• **Exercise directions**: Print every entry, word for word, and skip the images.

Records that describe figures
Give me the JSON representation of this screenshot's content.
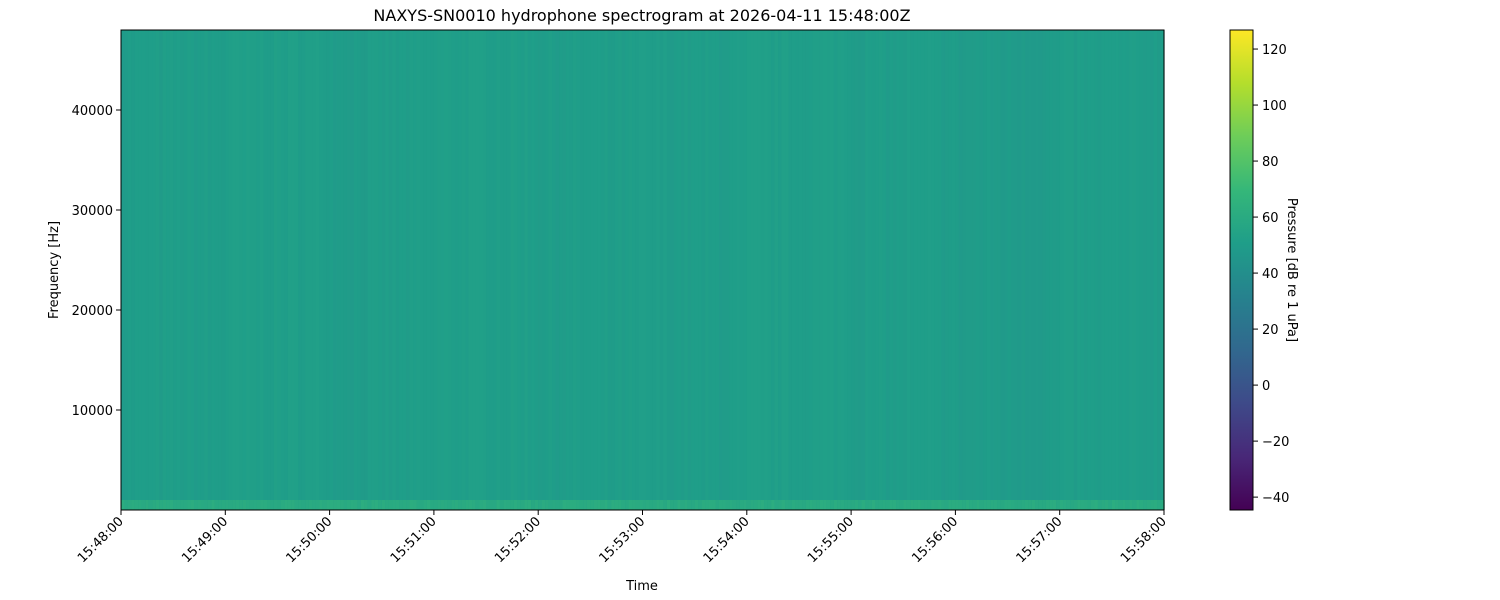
{
  "chart_data": {
    "type": "heatmap",
    "title": "NAXYS-SN0010 hydrophone spectrogram at 2026-04-11 15:48:00Z",
    "xlabel": "Time",
    "ylabel": "Frequency [Hz]",
    "x_ticks": [
      "15:48:00",
      "15:49:00",
      "15:50:00",
      "15:51:00",
      "15:52:00",
      "15:53:00",
      "15:54:00",
      "15:55:00",
      "15:56:00",
      "15:57:00",
      "15:58:00"
    ],
    "xlim": [
      "15:48:00",
      "15:58:00"
    ],
    "y_ticks": [
      10000,
      20000,
      30000,
      40000
    ],
    "ylim": [
      0,
      48000
    ],
    "colormap": "viridis",
    "colorbar": {
      "label": "Pressure [dB re 1 uPa]",
      "range": [
        -44.6,
        126.8
      ],
      "ticks": [
        -40,
        -20,
        0,
        20,
        40,
        60,
        80,
        100,
        120
      ]
    },
    "approx_levels_db_by_minute": [
      50,
      51,
      50,
      51,
      50,
      50,
      51,
      50,
      49,
      50
    ],
    "approx_low_frequency_band": {
      "below_hz": 1000,
      "level_db": 60
    },
    "grid": false
  }
}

• **Solution**:
Give me the JSON representation of this screenshot's content.
{
  "chart_data": {
    "type": "heatmap",
    "title": "NAXYS-SN0010 hydrophone spectrogram at 2026-04-11 15:48:00Z",
    "xlabel": "Time",
    "ylabel": "Frequency [Hz]",
    "x_ticks": [
      "15:48:00",
      "15:49:00",
      "15:50:00",
      "15:51:00",
      "15:52:00",
      "15:53:00",
      "15:54:00",
      "15:55:00",
      "15:56:00",
      "15:57:00",
      "15:58:00"
    ],
    "xlim": [
      "15:48:00",
      "15:58:00"
    ],
    "y_ticks": [
      10000,
      20000,
      30000,
      40000
    ],
    "ylim": [
      0,
      48000
    ],
    "colormap": "viridis",
    "colorbar": {
      "label": "Pressure [dB re 1 uPa]",
      "range": [
        -44.6,
        126.8
      ],
      "ticks": [
        -40,
        -20,
        0,
        20,
        40,
        60,
        80,
        100,
        120
      ]
    },
    "approx_levels_db_by_minute": [
      50,
      51,
      50,
      51,
      50,
      50,
      51,
      50,
      49,
      50
    ],
    "approx_low_frequency_band": {
      "below_hz": 1000,
      "level_db": 60
    },
    "grid": false
  }
}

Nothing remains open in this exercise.